**Saved entries**
========================================
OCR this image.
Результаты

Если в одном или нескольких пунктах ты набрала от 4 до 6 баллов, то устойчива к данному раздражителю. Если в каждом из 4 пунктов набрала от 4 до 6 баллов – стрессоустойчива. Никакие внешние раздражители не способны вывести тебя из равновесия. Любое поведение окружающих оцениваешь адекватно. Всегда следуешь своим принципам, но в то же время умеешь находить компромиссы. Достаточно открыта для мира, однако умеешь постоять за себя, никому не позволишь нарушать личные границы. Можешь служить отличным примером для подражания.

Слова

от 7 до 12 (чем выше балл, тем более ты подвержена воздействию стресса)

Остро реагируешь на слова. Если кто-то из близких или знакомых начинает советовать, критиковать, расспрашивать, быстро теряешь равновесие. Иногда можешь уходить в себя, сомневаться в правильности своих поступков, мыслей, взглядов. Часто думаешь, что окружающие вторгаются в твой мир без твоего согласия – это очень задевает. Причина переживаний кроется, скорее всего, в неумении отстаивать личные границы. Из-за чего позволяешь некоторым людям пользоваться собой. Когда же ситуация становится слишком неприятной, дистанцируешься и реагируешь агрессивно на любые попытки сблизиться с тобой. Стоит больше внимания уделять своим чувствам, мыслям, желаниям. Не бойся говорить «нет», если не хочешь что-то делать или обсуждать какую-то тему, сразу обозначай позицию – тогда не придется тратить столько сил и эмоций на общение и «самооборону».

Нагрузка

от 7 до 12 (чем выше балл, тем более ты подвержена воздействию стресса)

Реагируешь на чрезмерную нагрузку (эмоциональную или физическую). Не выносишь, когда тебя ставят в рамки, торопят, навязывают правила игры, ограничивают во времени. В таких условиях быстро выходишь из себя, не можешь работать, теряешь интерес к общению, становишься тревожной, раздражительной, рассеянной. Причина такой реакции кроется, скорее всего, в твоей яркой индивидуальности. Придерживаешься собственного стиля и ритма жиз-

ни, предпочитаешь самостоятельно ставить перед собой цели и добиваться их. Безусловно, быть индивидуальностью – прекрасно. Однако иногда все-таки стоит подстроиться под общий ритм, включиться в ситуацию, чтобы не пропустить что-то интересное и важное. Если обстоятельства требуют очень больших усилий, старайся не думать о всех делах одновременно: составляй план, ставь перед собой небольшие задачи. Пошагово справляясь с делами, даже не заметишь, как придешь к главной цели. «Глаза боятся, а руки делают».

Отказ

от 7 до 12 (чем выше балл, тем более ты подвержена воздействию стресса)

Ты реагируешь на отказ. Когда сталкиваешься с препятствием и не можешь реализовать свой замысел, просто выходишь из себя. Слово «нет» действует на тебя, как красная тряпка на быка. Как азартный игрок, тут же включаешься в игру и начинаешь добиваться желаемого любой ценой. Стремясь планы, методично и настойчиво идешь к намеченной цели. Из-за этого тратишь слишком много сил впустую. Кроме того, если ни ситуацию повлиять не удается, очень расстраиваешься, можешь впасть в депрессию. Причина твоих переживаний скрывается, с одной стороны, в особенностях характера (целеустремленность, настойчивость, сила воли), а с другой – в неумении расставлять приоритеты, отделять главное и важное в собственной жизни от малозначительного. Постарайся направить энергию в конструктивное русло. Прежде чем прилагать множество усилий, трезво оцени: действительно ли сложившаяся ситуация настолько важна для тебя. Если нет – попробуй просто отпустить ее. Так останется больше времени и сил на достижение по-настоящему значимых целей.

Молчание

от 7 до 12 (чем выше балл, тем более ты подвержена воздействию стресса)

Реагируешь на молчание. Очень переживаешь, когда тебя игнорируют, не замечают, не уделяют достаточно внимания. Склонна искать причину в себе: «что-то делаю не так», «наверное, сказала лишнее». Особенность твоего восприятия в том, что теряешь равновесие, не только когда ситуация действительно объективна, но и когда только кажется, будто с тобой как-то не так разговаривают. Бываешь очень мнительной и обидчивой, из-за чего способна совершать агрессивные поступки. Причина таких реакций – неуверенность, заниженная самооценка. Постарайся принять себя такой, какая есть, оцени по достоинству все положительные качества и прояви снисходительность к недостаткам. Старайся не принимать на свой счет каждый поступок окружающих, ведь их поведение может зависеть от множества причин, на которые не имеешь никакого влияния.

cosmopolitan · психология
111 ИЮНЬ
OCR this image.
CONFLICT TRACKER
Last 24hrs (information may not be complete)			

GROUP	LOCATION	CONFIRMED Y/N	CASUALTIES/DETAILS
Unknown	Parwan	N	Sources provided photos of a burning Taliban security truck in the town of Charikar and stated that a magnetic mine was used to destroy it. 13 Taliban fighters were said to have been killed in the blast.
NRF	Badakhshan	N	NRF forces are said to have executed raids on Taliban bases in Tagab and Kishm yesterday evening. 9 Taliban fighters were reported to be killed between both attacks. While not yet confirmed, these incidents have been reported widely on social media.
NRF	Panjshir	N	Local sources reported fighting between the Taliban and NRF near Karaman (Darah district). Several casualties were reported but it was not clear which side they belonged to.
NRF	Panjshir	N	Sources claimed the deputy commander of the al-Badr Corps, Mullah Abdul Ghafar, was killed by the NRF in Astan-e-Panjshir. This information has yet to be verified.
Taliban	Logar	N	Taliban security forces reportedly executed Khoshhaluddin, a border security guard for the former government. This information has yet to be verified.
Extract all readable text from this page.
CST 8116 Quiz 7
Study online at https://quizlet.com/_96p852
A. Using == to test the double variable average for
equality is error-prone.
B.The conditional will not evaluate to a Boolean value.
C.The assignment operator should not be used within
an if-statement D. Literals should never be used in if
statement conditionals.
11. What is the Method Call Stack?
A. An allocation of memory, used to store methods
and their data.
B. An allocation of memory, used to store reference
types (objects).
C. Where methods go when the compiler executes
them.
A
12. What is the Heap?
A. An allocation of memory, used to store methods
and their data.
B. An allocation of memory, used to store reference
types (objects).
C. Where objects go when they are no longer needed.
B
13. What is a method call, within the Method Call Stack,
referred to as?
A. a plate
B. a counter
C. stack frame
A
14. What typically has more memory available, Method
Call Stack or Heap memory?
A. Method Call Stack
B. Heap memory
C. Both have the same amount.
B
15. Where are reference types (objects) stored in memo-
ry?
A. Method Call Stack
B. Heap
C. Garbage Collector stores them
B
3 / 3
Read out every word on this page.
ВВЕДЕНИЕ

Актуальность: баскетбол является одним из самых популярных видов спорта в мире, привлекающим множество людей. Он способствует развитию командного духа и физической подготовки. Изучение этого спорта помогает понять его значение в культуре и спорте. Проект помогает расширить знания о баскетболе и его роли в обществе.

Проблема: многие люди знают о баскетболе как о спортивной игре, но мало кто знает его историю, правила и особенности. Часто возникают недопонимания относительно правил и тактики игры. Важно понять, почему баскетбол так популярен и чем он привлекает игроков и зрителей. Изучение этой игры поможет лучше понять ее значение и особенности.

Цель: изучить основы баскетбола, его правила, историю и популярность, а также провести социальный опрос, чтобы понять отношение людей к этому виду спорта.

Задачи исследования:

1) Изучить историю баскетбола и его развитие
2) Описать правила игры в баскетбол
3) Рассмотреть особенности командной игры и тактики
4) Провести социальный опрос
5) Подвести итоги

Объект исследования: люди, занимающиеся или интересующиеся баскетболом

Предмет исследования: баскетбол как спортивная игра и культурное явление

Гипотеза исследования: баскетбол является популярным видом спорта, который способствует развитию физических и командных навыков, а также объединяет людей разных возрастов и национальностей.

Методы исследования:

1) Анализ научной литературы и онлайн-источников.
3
========================================
**To be done**
Word for word, restate all of the data shown above.

**The solution**
OCR this image.
Результаты

Если в одном или нескольких пунктах ты набрала от 4 до 6 баллов, то устойчива к данному раздражителю. Если в каждом из 4 пунктов набрала от 4 до 6 баллов – стрессоустойчива. Никакие внешние раздражители не способны вывести тебя из равновесия. Любое поведение окружающих оцениваешь адекватно. Всегда следуешь своим принципам, но в то же время умеешь находить компромиссы. Достаточно открыта для мира, однако умеешь постоять за себя, никому не позволишь нарушать личные границы. Можешь служить отличным примером для подражания.

Слова

от 7 до 12 (чем выше балл, тем более ты подвержена воздействию стресса)

Остро реагируешь на слова. Если кто-то из близких или знакомых начинает советовать, критиковать, расспрашивать, быстро теряешь равновесие. Иногда можешь уходить в себя, сомневаться в правильности своих поступков, мыслей, взглядов. Часто думаешь, что окружающие вторгаются в твой мир без твоего согласия – это очень задевает. Причина переживаний кроется, скорее всего, в неумении отстаивать личные границы. Из-за чего позволяешь некоторым людям пользоваться собой. Когда же ситуация становится слишком неприятной, дистанцируешься и реагируешь агрессивно на любые попытки сблизиться с тобой. Стоит больше внимания уделять своим чувствам, мыслям, желаниям. Не бойся говорить «нет», если не хочешь что-то делать или обсуждать какую-то тему, сразу обозначай позицию – тогда не придется тратить столько сил и эмоций на общение и «самооборону».

Нагрузка

от 7 до 12 (чем выше балл, тем более ты подвержена воздействию стресса)

Реагируешь на чрезмерную нагрузку (эмоциональную или физическую). Не выносишь, когда тебя ставят в рамки, торопят, навязывают правила игры, ограничивают во времени. В таких условиях быстро выходишь из себя, не можешь работать, теряешь интерес к общению, становишься тревожной, раздражительной, рассеянной. Причина такой реакции кроется, скорее всего, в твоей яркой индивидуальности. Придерживаешься собственного стиля и ритма жиз-

ни, предпочитаешь самостоятельно ставить перед собой цели и добиваться их. Безусловно, быть индивидуальностью – прекрасно. Однако иногда все-таки стоит подстроиться под общий ритм, включиться в ситуацию, чтобы не пропустить что-то интересное и важное. Если обстоятельства требуют очень больших усилий, старайся не думать о всех делах одновременно: составляй план, ставь перед собой небольшие задачи. Пошагово справляясь с делами, даже не заметишь, как придешь к главной цели. «Глаза боятся, а руки делают».

Отказ

от 7 до 12 (чем выше балл, тем более ты подвержена воздействию стресса)

Ты реагируешь на отказ. Когда сталкиваешься с препятствием и не можешь реализовать свой замысел, просто выходишь из себя. Слово «нет» действует на тебя, как красная тряпка на быка. Как азартный игрок, тут же включаешься в игру и начинаешь добиваться желаемого любой ценой. Стремясь планы, методично и настойчиво идешь к намеченной цели. Из-за этого тратишь слишком много сил впустую. Кроме того, если ни ситуацию повлиять не удается, очень расстраиваешься, можешь впасть в депрессию. Причина твоих переживаний скрывается, с одной стороны, в особенностях характера (целеустремленность, настойчивость, сила воли), а с другой – в неумении расставлять приоритеты, отделять главное и важное в собственной жизни от малозначительного. Постарайся направить энергию в конструктивное русло. Прежде чем прилагать множество усилий, трезво оцени: действительно ли сложившаяся ситуация настолько важна для тебя. Если нет – попробуй просто отпустить ее. Так останется больше времени и сил на достижение по-настоящему значимых целей.

Молчание

от 7 до 12 (чем выше балл, тем более ты подвержена воздействию стресса)

Реагируешь на молчание. Очень переживаешь, когда тебя игнорируют, не замечают, не уделяют достаточно внимания. Склонна искать причину в себе: «что-то делаю не так», «наверное, сказала лишнее». Особенность твоего восприятия в том, что теряешь равновесие, не только когда ситуация действительно объективна, но и когда только кажется, будто с тобой как-то не так разговаривают. Бываешь очень мнительной и обидчивой, из-за чего способна совершать агрессивные поступки. Причина таких реакций – неуверенность, заниженная самооценка. Постарайся принять себя такой, какая есть, оцени по достоинству все положительные качества и прояви снисходительность к недостаткам. Старайся не принимать на свой счет каждый поступок окружающих, ведь их поведение может зависеть от множества причин, на которые не имеешь никакого влияния.

cosmopolitan · психология
111 ИЮНЬ
OCR this image.
CONFLICT TRACKER
Last 24hrs (information may not be complete)			

GROUP	LOCATION	CONFIRMED Y/N	CASUALTIES/DETAILS
Unknown	Parwan	N	Sources provided photos of a burning Taliban security truck in the town of Charikar and stated that a magnetic mine was used to destroy it. 13 Taliban fighters were said to have been killed in the blast.
NRF	Badakhshan	N	NRF forces are said to have executed raids on Taliban bases in Tagab and Kishm yesterday evening. 9 Taliban fighters were reported to be killed between both attacks. While not yet confirmed, these incidents have been reported widely on social media.
NRF	Panjshir	N	Local sources reported fighting between the Taliban and NRF near Karaman (Darah district). Several casualties were reported but it was not clear which side they belonged to.
NRF	Panjshir	N	Sources claimed the deputy commander of the al-Badr Corps, Mullah Abdul Ghafar, was killed by the NRF in Astan-e-Panjshir. This information has yet to be verified.
Taliban	Logar	N	Taliban security forces reportedly executed Khoshhaluddin, a border security guard for the former government. This information has yet to be verified.
Extract all readable text from this page.
CST 8116 Quiz 7
Study online at https://quizlet.com/_96p852
A. Using == to test the double variable average for
equality is error-prone.
B.The conditional will not evaluate to a Boolean value.
C.The assignment operator should not be used within
an if-statement D. Literals should never be used in if
statement conditionals.
11. What is the Method Call Stack?
A. An allocation of memory, used to store methods
and their data.
B. An allocation of memory, used to store reference
types (objects).
C. Where methods go when the compiler executes
them.
A
12. What is the Heap?
A. An allocation of memory, used to store methods
and their data.
B. An allocation of memory, used to store reference
types (objects).
C. Where objects go when they are no longer needed.
B
13. What is a method call, within the Method Call Stack,
referred to as?
A. a plate
B. a counter
C. stack frame
A
14. What typically has more memory available, Method
Call Stack or Heap memory?
A. Method Call Stack
B. Heap memory
C. Both have the same amount.
B
15. Where are reference types (objects) stored in memo-
ry?
A. Method Call Stack
B. Heap
C. Garbage Collector stores them
B
3 / 3
Read out every word on this page.
ВВЕДЕНИЕ

Актуальность: баскетбол является одним из самых популярных видов спорта в мире, привлекающим множество людей. Он способствует развитию командного духа и физической подготовки. Изучение этого спорта помогает понять его значение в культуре и спорте. Проект помогает расширить знания о баскетболе и его роли в обществе.

Проблема: многие люди знают о баскетболе как о спортивной игре, но мало кто знает его историю, правила и особенности. Часто возникают недопонимания относительно правил и тактики игры. Важно понять, почему баскетбол так популярен и чем он привлекает игроков и зрителей. Изучение этой игры поможет лучше понять ее значение и особенности.

Цель: изучить основы баскетбола, его правила, историю и популярность, а также провести социальный опрос, чтобы понять отношение людей к этому виду спорта.

Задачи исследования:

1) Изучить историю баскетбола и его развитие
2) Описать правила игры в баскетбол
3) Рассмотреть особенности командной игры и тактики
4) Провести социальный опрос
5) Подвести итоги

Объект исследования: люди, занимающиеся или интересующиеся баскетболом

Предмет исследования: баскетбол как спортивная игра и культурное явление

Гипотеза исследования: баскетбол является популярным видом спорта, который способствует развитию физических и командных навыков, а также объединяет людей разных возрастов и национальностей.

Методы исследования:

1) Анализ научной литературы и онлайн-источников.
3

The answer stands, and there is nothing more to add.